### What you should do
Copy each line where the word "произведения" occurs.

== Dataset extract ==

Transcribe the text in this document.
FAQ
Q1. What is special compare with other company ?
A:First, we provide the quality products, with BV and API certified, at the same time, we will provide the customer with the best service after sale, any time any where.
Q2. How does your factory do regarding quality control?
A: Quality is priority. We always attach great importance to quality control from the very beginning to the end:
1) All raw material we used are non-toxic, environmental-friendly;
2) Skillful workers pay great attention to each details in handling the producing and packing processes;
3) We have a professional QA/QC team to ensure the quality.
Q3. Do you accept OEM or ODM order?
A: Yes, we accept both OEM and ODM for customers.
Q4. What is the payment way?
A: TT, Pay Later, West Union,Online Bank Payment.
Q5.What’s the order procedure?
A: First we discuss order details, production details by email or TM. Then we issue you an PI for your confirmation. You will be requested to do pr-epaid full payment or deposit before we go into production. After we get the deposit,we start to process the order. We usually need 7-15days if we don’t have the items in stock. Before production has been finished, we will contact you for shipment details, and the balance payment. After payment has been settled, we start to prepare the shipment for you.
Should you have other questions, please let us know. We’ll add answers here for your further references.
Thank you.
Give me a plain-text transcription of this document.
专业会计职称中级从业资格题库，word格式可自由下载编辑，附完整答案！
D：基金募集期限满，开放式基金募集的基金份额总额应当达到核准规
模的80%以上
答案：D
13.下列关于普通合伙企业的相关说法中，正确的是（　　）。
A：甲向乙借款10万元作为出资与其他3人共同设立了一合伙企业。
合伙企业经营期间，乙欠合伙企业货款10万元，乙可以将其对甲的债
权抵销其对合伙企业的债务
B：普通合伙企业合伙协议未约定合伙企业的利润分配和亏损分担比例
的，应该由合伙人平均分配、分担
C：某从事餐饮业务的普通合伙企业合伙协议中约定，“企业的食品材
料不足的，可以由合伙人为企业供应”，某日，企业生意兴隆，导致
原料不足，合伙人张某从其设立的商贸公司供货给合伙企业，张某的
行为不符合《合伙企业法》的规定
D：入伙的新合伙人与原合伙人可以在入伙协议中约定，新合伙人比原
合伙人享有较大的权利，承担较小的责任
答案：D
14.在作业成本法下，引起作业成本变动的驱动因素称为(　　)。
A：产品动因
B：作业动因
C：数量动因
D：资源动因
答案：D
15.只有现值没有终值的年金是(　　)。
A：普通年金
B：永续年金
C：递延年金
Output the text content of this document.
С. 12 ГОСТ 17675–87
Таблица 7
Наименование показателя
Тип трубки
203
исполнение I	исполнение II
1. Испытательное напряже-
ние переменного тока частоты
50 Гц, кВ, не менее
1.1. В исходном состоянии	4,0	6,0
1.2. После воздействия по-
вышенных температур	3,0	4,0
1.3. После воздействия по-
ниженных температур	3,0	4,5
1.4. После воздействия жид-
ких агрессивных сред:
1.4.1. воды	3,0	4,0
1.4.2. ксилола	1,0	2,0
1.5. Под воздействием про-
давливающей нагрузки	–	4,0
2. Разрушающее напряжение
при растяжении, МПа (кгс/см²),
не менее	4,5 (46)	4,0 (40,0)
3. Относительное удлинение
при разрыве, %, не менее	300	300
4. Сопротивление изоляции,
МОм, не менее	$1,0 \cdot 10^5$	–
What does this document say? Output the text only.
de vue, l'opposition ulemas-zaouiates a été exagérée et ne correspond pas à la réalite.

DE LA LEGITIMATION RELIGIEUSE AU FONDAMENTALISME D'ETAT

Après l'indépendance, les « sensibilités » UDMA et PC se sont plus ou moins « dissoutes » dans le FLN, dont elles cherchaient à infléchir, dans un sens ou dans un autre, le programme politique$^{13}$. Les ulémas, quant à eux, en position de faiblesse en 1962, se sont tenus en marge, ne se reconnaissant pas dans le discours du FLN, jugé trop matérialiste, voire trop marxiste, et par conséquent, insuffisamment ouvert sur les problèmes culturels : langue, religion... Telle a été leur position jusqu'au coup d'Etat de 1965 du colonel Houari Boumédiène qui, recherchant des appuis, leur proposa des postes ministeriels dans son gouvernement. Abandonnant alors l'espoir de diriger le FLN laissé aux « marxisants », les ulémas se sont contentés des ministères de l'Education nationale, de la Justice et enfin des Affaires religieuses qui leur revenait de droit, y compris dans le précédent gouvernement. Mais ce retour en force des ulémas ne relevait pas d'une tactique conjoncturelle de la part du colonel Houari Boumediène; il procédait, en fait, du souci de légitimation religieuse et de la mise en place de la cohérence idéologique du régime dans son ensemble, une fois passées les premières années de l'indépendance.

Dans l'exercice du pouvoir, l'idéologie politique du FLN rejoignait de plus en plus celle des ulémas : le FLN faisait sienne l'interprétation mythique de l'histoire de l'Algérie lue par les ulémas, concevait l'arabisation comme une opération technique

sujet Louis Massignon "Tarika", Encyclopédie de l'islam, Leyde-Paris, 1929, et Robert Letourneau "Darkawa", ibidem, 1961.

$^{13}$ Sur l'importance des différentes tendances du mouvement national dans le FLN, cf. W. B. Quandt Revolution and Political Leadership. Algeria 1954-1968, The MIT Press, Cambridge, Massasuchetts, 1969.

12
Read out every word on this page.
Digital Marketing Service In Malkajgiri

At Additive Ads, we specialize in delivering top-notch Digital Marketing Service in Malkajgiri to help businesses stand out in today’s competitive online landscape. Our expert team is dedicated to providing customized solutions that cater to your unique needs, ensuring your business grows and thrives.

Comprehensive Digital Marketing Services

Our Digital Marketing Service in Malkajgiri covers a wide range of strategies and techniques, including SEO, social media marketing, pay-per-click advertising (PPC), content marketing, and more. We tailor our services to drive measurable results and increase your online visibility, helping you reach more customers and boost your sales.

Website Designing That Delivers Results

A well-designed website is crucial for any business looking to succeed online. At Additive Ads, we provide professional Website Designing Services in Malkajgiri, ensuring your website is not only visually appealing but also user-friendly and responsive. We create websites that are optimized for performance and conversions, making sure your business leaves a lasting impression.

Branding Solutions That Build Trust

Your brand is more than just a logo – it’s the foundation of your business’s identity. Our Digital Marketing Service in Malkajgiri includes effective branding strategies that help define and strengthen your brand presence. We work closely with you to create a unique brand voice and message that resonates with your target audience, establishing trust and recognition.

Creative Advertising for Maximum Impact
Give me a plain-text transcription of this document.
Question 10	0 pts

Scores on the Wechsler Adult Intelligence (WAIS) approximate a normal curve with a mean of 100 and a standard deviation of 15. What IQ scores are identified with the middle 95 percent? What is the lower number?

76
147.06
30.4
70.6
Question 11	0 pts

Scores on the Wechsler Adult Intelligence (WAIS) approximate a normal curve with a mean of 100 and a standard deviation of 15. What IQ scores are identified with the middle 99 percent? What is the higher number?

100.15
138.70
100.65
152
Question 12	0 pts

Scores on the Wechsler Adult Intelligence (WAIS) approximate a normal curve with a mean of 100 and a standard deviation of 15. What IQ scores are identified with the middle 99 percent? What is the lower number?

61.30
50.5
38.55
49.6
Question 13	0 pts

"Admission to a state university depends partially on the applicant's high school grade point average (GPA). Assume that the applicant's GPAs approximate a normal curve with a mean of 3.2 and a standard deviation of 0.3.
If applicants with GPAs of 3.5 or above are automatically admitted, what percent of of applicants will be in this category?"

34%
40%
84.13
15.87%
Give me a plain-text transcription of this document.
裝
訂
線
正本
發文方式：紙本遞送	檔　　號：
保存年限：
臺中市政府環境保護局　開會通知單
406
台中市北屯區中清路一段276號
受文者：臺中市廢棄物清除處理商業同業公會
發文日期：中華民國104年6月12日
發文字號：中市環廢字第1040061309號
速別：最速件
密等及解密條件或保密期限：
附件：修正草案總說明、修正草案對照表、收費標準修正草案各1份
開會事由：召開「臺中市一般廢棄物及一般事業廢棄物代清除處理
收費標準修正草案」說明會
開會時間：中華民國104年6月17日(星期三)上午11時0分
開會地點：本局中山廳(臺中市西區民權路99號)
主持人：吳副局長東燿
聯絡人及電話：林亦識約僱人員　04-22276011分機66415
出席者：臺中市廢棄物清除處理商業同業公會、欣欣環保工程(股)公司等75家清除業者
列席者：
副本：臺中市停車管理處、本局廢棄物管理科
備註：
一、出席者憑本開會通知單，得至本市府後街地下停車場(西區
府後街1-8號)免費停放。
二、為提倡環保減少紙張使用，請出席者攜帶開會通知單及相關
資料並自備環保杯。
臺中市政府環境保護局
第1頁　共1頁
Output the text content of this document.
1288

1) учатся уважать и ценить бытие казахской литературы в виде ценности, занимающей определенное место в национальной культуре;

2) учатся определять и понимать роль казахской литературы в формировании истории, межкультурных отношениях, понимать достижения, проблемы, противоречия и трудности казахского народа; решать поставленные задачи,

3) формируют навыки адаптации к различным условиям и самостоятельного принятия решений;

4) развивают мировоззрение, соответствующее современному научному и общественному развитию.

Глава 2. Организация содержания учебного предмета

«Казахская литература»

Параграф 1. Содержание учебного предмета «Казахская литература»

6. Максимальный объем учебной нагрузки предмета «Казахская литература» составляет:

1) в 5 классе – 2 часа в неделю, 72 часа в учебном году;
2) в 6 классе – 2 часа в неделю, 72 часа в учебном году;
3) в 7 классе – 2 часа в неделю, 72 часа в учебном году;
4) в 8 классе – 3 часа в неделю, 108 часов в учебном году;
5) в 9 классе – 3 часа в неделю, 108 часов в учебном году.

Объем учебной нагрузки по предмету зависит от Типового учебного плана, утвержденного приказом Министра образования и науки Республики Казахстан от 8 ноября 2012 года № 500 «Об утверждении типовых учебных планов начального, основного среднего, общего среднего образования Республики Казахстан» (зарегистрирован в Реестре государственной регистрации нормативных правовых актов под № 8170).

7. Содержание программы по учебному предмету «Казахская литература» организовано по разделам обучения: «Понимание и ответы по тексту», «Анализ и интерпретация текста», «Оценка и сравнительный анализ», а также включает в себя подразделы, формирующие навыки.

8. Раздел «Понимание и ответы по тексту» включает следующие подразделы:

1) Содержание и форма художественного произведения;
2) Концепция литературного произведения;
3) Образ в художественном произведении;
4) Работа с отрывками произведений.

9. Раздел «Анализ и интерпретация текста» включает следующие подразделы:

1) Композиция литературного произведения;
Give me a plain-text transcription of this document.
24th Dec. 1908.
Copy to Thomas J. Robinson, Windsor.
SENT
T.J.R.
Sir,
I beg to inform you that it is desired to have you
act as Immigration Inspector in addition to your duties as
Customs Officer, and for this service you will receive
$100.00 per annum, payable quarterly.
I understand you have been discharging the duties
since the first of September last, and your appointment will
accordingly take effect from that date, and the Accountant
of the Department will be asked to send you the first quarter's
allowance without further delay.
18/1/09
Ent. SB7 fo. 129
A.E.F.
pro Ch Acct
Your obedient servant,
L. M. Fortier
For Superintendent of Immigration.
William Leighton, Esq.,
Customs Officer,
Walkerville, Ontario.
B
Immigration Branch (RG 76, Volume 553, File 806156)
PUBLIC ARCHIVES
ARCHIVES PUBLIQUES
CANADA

===

### Full answer
1) Содержание и форма художественного произведения;
2) Концепция литературного произведения;
1) Композиция литературного произведения;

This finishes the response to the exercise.